# [Objective A]
Reproduce everything in the air-conditioning post below from "I'm in need" down to "the expansion valve.".
# [Objective B]
In the air-conditioning post below, what plugged the flow through the expansion valve?
# [Objective C]
Translate this sentence from the air-conditioning post below into Spanish: "This was an easy fix once the problem was discovered by reading my 70's service manual."

# [Supplied passage]
(begin)

I'm in need of some advise on replacing items in my AC system. I DO NOT know much when it comes to AC systems, especially the expansion valve and POA. I want to get my system up and running but don't know what to do with those two valves. I have seen them for sale (NOS) and would gladly pay the ridiculous prices for them if it is the way to go. Does a 40 year old NOS POA valve still retain the quality of a new valve? Is my original servicable? Do these valves go bad?. I'm reluctant to charge the system before I have clean, repaired, or replaced anything I can or should prior. Not being able to check the operation of these two valve without charging has led me to ask for some advise. Thanks, Mike
The desiccant in the original dryer made its way from the dryer through the condensor coil and plugged/stopped up the adequate flow through the expansion valve.
This was an easy fix once the problem was discovered by reading my 70's service manual.

(end)

# [Entries]

(begin)

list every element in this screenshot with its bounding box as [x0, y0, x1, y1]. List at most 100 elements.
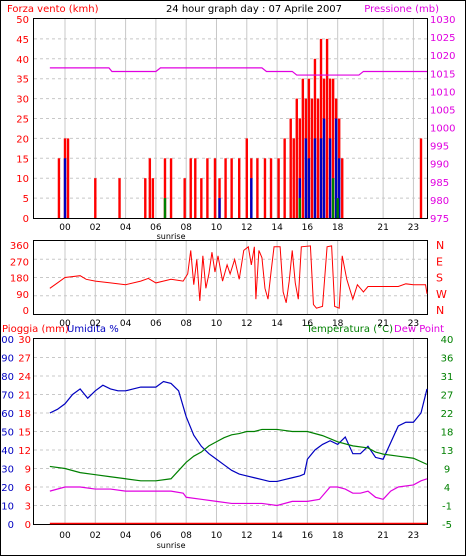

(end)
(begin)

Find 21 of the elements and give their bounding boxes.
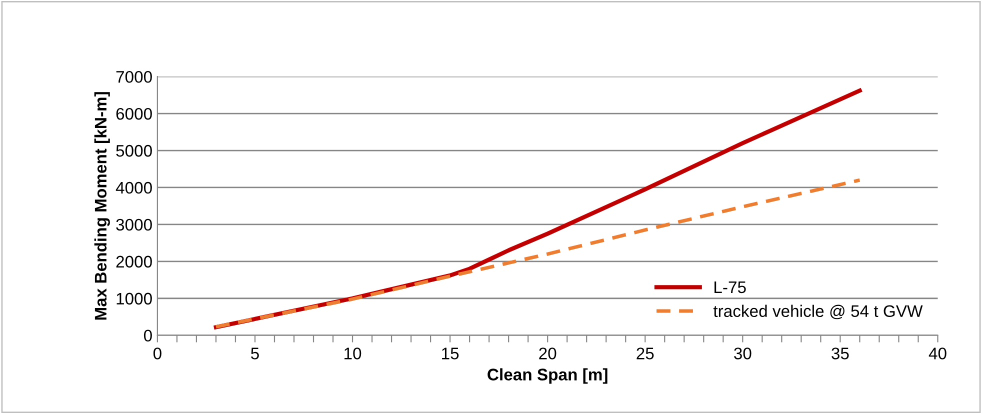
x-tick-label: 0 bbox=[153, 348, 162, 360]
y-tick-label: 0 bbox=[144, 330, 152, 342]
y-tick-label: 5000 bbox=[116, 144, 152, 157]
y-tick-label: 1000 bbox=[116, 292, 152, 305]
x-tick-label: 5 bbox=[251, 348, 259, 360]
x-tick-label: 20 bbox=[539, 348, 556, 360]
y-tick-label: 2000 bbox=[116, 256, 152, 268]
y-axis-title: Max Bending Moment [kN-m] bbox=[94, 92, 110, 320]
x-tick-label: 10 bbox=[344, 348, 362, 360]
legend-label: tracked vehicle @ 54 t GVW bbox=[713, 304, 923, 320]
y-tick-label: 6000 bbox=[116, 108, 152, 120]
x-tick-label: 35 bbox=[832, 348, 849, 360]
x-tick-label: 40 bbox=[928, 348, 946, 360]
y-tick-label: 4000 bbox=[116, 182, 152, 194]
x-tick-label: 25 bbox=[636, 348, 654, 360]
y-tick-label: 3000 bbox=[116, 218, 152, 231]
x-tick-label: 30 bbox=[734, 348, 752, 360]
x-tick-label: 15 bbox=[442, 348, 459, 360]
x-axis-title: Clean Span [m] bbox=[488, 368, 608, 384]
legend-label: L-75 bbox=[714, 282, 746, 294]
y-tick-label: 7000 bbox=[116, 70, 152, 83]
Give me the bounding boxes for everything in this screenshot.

(end)

# [Correct answer A]
I'm in need of some advise on replacing items in my AC system. I DO NOT know much when it comes to AC systems, especially the expansion valve and POA. I want to get my system up and running but don't know what to do with those two valves. I have seen them for sale (NOS) and would gladly pay the ridiculous prices for them if it is the way to go. Does a 40 year old NOS POA valve still retain the quality of a new valve? Is my original servicable? Do these valves go bad?. I'm reluctant to charge the system before I have clean, repaired, or replaced anything I can or should prior. Not being able to check the operation of these two valve without charging has led me to ask for some advise. Thanks, Mike
The desiccant in the original dryer made its way from the dryer through the condensor coil and plugged/stopped up the adequate flow through the expansion valve.

# [Correct answer B]
The desiccant from the original dryer, which traveled through the condenser coil, plugged the flow.

# [Correct answer C]
Esto fue fácil de arreglar una vez que se descubrió el problema leyendo mi manual de servicio de los años 70.